> _Exercise description_
Skip the pictures. Reproduce all other material exactly.

-- BEGIN Provided information --

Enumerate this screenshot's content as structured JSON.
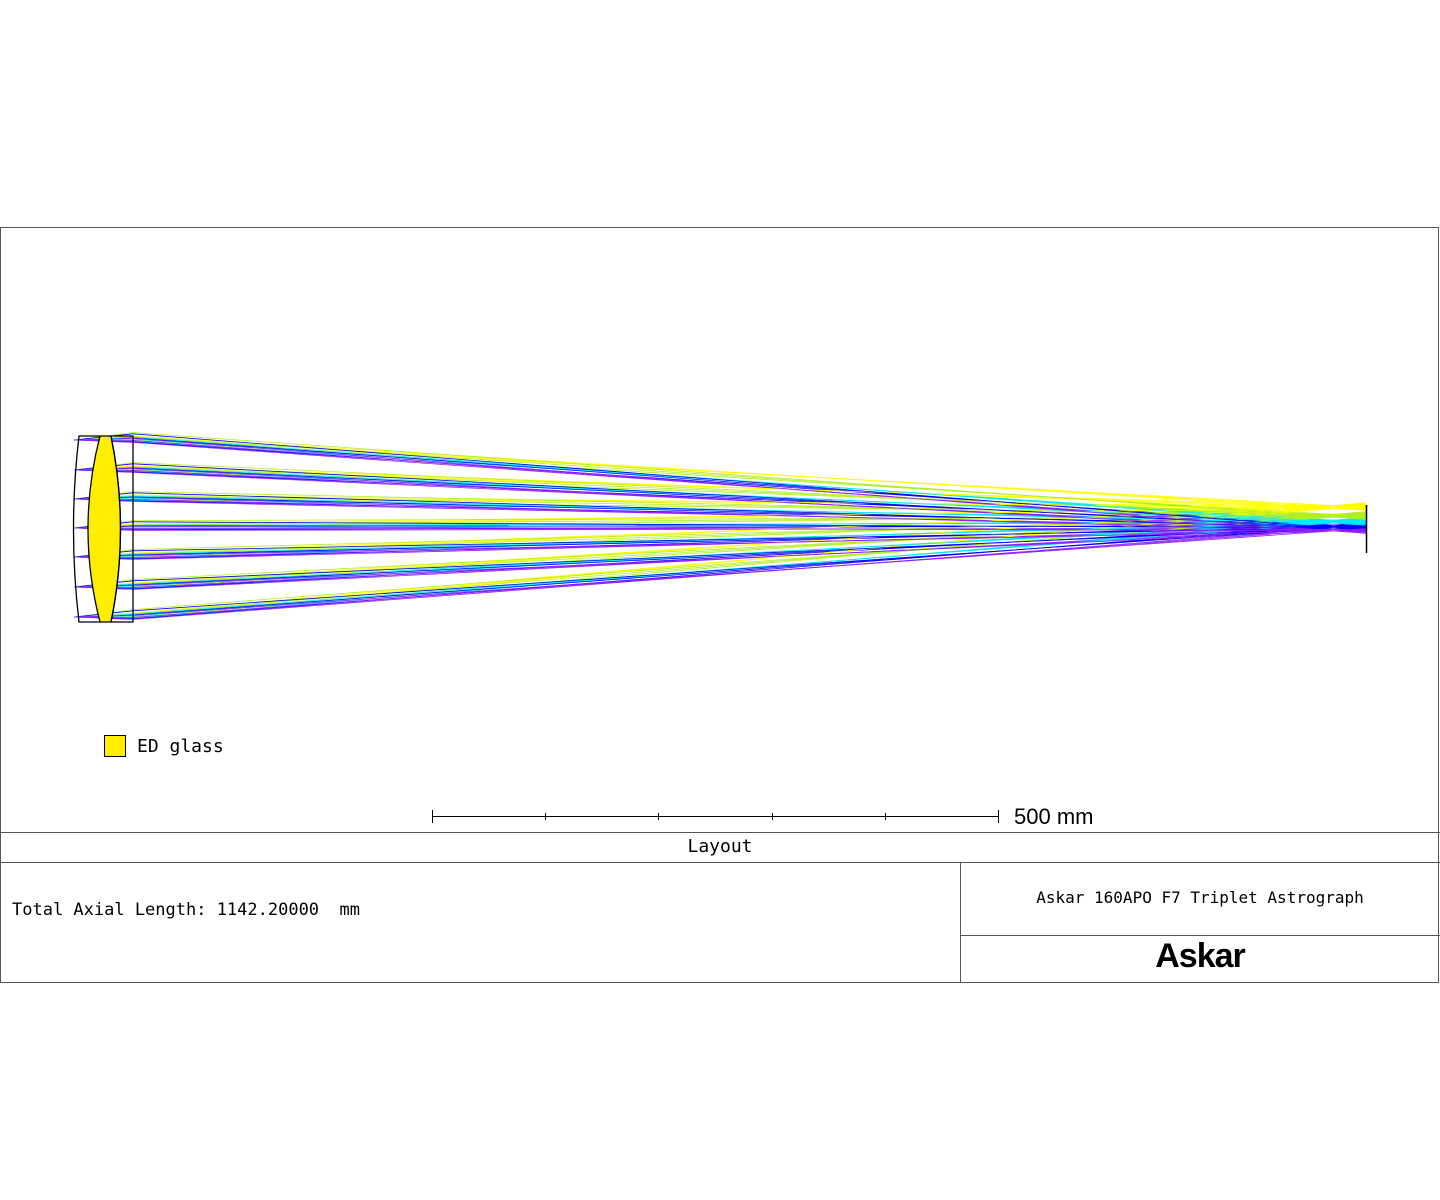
{
  "legend": {
    "label": "ED glass",
    "swatch_color": "#ffee00"
  },
  "scale_bar": {
    "label": "500 mm"
  },
  "title_block": {
    "plot_title": "Layout",
    "total_axial_length": "Total Axial Length: 1142.20000  mm",
    "lens_title": "Askar 160APO F7 Triplet Astrograph",
    "logo": "Askar"
  },
  "ray_colors": [
    "#ffff00",
    "#b0f020",
    "#00e8ff",
    "#0000ff",
    "#9020ff"
  ]
}
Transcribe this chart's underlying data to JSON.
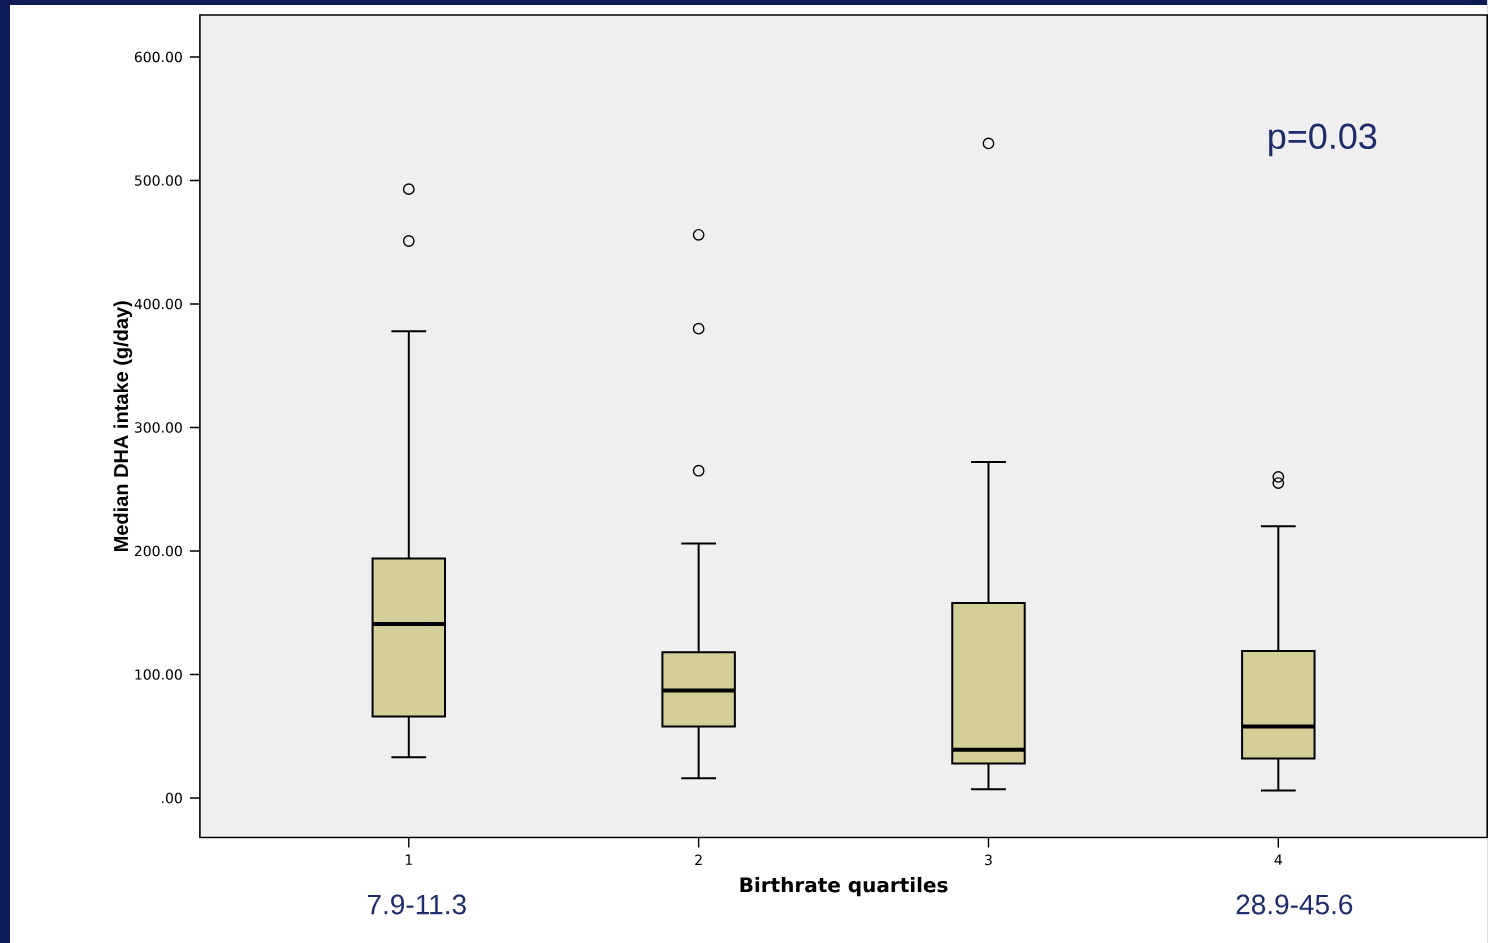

-- END Provided information --

> _Output for this task_
Enumerate this screenshot's content as structured JSON.
{
  "legend": {
    "label": "ED glass",
    "swatch_color": "#ffee00"
  },
  "scale_bar": {
    "label": "500 mm"
  },
  "title_block": {
    "plot_title": "Layout",
    "total_axial_length": "Total Axial Length: 1142.20000  mm",
    "lens_title": "Askar 160APO F7 Triplet Astrograph",
    "logo": "Askar"
  },
  "ray_colors": [
    "#ffff00",
    "#b0f020",
    "#00e8ff",
    "#0000ff",
    "#9020ff"
  ]
}
Transcribe this chart's underlying data to JSON.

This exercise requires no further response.